▶ DATA FOR THE TASK:
-- start --

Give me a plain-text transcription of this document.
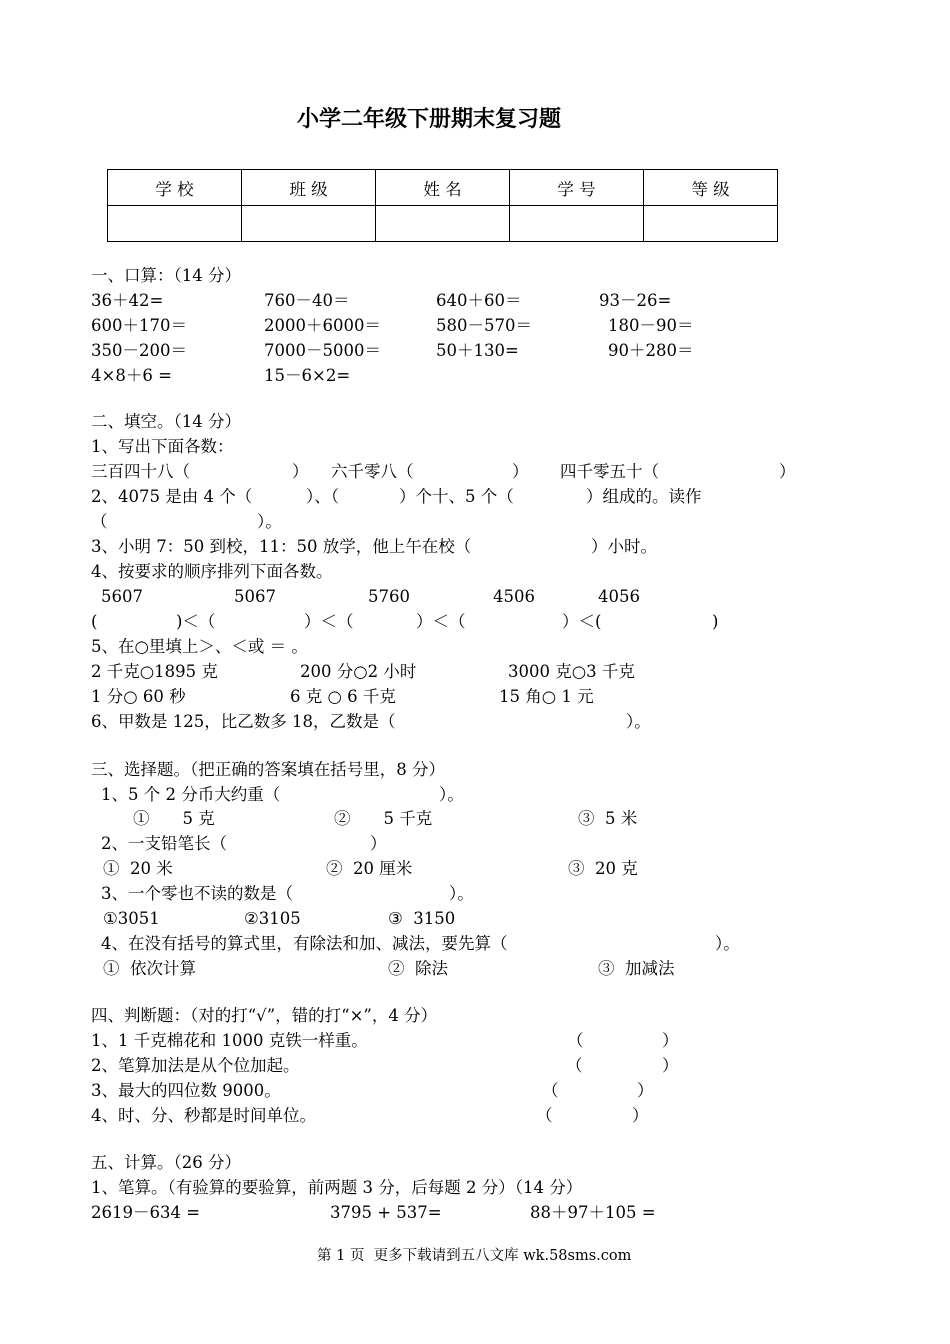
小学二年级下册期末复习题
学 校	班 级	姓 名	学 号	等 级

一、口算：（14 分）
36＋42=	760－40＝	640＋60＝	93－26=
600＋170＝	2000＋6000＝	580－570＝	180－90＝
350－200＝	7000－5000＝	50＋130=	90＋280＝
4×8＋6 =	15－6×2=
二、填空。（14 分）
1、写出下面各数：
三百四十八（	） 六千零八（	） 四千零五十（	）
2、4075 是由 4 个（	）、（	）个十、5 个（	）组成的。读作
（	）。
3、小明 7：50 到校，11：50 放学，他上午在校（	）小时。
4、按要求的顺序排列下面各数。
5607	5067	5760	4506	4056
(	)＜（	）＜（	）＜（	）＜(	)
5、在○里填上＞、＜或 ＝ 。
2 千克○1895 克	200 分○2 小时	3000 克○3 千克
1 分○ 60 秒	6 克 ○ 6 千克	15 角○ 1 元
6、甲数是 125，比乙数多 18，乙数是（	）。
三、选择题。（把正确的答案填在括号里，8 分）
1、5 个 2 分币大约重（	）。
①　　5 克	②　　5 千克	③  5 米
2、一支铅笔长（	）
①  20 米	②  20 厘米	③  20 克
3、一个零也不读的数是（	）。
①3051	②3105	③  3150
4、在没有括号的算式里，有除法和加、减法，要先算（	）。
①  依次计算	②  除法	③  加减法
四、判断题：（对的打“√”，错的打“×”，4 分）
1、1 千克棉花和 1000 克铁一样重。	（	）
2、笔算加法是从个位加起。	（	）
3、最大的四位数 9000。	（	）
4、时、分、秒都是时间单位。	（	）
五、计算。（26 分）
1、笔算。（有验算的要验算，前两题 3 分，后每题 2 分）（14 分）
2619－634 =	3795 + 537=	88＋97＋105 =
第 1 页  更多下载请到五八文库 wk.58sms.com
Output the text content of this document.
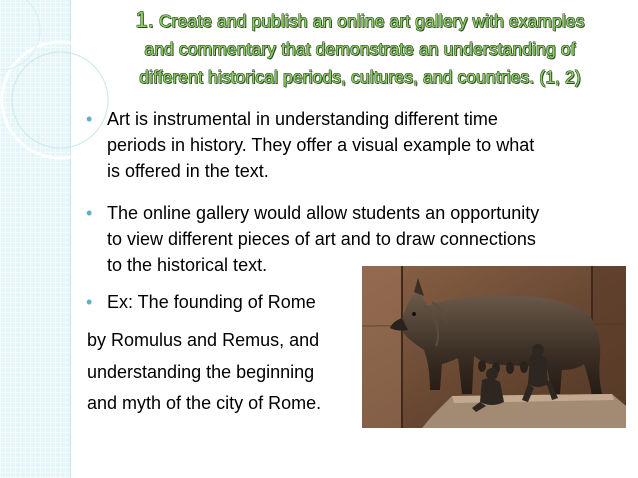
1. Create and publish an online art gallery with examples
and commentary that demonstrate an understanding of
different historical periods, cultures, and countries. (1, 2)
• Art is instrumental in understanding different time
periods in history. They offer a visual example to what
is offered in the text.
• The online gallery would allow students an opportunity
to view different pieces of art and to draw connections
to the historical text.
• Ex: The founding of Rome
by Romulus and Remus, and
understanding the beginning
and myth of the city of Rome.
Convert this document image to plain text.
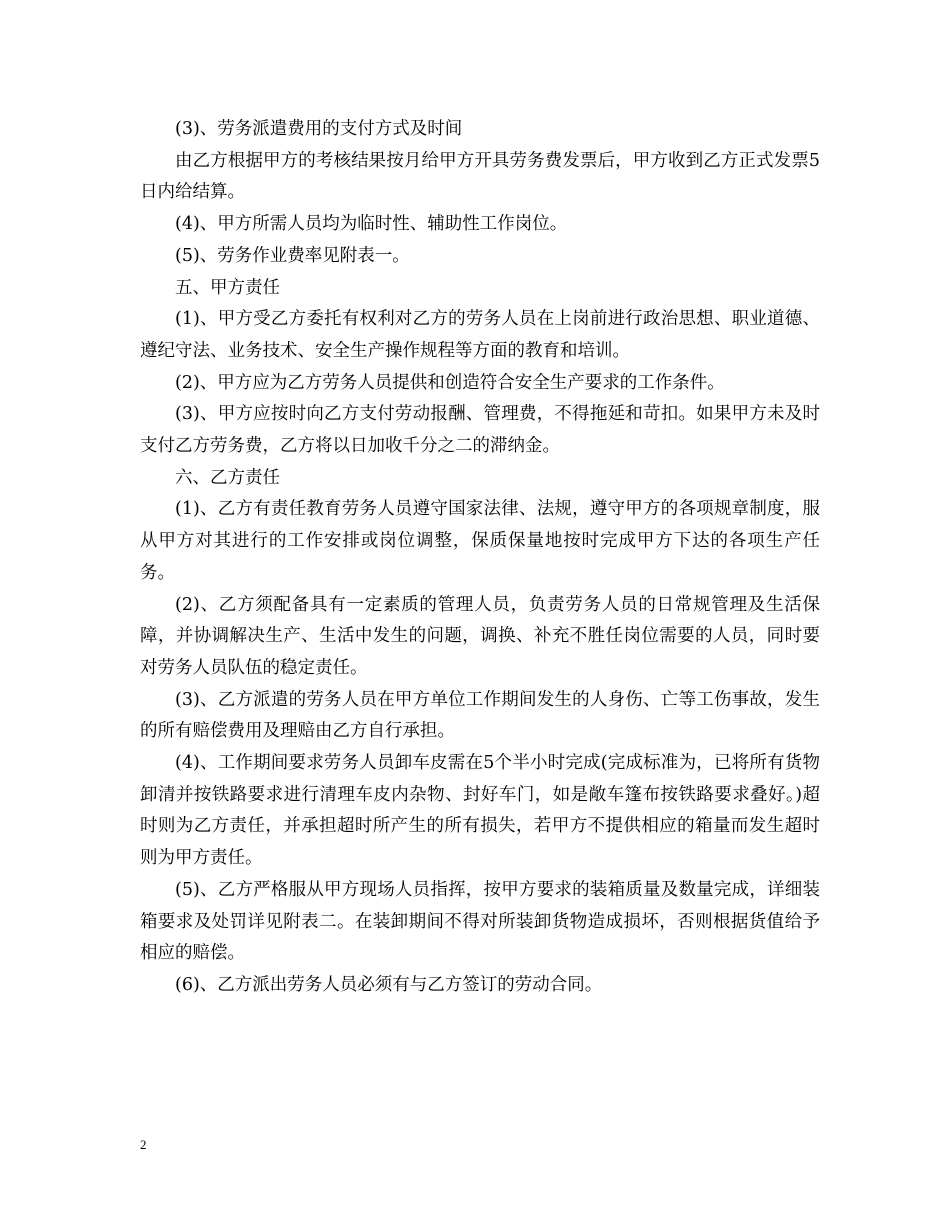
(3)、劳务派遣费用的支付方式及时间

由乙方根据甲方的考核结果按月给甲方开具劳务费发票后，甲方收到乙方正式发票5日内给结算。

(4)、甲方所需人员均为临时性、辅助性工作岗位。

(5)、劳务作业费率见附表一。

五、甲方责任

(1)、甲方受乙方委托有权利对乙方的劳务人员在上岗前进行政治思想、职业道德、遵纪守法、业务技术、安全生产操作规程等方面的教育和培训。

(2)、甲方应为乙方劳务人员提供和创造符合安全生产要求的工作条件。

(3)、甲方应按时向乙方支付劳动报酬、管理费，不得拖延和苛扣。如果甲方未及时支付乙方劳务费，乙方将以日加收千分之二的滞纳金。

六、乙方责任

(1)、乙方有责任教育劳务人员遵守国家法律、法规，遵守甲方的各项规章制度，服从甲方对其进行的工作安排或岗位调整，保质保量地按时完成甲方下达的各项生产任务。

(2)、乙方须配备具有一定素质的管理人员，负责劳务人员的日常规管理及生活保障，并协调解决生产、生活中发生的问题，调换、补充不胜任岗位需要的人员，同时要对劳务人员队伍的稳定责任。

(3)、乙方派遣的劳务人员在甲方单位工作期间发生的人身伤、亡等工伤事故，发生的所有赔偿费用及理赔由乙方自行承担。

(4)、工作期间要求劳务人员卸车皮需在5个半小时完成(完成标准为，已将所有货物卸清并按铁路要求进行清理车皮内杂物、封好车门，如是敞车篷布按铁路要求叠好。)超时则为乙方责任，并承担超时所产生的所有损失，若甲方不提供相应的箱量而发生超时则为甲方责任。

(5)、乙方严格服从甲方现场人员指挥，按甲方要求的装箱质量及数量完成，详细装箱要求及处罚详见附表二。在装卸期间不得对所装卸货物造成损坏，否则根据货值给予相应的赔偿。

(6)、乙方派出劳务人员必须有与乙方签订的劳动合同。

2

-- end --

▶ INSTRUCTIONS TO FOLLOW:
Nothing in the entries above should change when they are printed again, except that the pictures are dropped.

▶ OUTPUT OF THE EXERCISE:
Give me a plain-text transcription of this document.
小学二年级下册期末复习题
学 校	班 级	姓 名	学 号	等 级

一、口算：（14 分）
36＋42=	760－40＝	640＋60＝	93－26=
600＋170＝	2000＋6000＝	580－570＝	180－90＝
350－200＝	7000－5000＝	50＋130=	90＋280＝
4×8＋6 =	15－6×2=
二、填空。（14 分）
1、写出下面各数：
三百四十八（	） 六千零八（	） 四千零五十（	）
2、4075 是由 4 个（	）、（	）个十、5 个（	）组成的。读作
（	）。
3、小明 7：50 到校，11：50 放学，他上午在校（	）小时。
4、按要求的顺序排列下面各数。
5607	5067	5760	4506	4056
(	)＜（	）＜（	）＜（	）＜(	)
5、在○里填上＞、＜或 ＝ 。
2 千克○1895 克	200 分○2 小时	3000 克○3 千克
1 分○ 60 秒	6 克 ○ 6 千克	15 角○ 1 元
6、甲数是 125，比乙数多 18，乙数是（	）。
三、选择题。（把正确的答案填在括号里，8 分）
1、5 个 2 分币大约重（	）。
①　　5 克	②　　5 千克	③  5 米
2、一支铅笔长（	）
①  20 米	②  20 厘米	③  20 克
3、一个零也不读的数是（	）。
①3051	②3105	③  3150
4、在没有括号的算式里，有除法和加、减法，要先算（	）。
①  依次计算	②  除法	③  加减法
四、判断题：（对的打“√”，错的打“×”，4 分）
1、1 千克棉花和 1000 克铁一样重。	（	）
2、笔算加法是从个位加起。	（	）
3、最大的四位数 9000。	（	）
4、时、分、秒都是时间单位。	（	）
五、计算。（26 分）
1、笔算。（有验算的要验算，前两题 3 分，后每题 2 分）（14 分）
2619－634 =	3795 + 537=	88＋97＋105 =
第 1 页  更多下载请到五八文库 wk.58sms.com
Output the text content of this document.
1. Create and publish an online art gallery with examples
and commentary that demonstrate an understanding of
different historical periods, cultures, and countries. (1, 2)
• Art is instrumental in understanding different time
periods in history. They offer a visual example to what
is offered in the text.
• The online gallery would allow students an opportunity
to view different pieces of art and to draw connections
to the historical text.
• Ex: The founding of Rome
by Romulus and Remus, and
understanding the beginning
and myth of the city of Rome.
Convert this document image to plain text.
(3)、劳务派遣费用的支付方式及时间

由乙方根据甲方的考核结果按月给甲方开具劳务费发票后，甲方收到乙方正式发票5日内给结算。

(4)、甲方所需人员均为临时性、辅助性工作岗位。

(5)、劳务作业费率见附表一。

五、甲方责任

(1)、甲方受乙方委托有权利对乙方的劳务人员在上岗前进行政治思想、职业道德、遵纪守法、业务技术、安全生产操作规程等方面的教育和培训。

(2)、甲方应为乙方劳务人员提供和创造符合安全生产要求的工作条件。

(3)、甲方应按时向乙方支付劳动报酬、管理费，不得拖延和苛扣。如果甲方未及时支付乙方劳务费，乙方将以日加收千分之二的滞纳金。

六、乙方责任

(1)、乙方有责任教育劳务人员遵守国家法律、法规，遵守甲方的各项规章制度，服从甲方对其进行的工作安排或岗位调整，保质保量地按时完成甲方下达的各项生产任务。

(2)、乙方须配备具有一定素质的管理人员，负责劳务人员的日常规管理及生活保障，并协调解决生产、生活中发生的问题，调换、补充不胜任岗位需要的人员，同时要对劳务人员队伍的稳定责任。

(3)、乙方派遣的劳务人员在甲方单位工作期间发生的人身伤、亡等工伤事故，发生的所有赔偿费用及理赔由乙方自行承担。

(4)、工作期间要求劳务人员卸车皮需在5个半小时完成(完成标准为，已将所有货物卸清并按铁路要求进行清理车皮内杂物、封好车门，如是敞车篷布按铁路要求叠好。)超时则为乙方责任，并承担超时所产生的所有损失，若甲方不提供相应的箱量而发生超时则为甲方责任。

(5)、乙方严格服从甲方现场人员指挥，按甲方要求的装箱质量及数量完成，详细装箱要求及处罚详见附表二。在装卸期间不得对所装卸货物造成损坏，否则根据货值给予相应的赔偿。

(6)、乙方派出劳务人员必须有与乙方签订的劳动合同。

2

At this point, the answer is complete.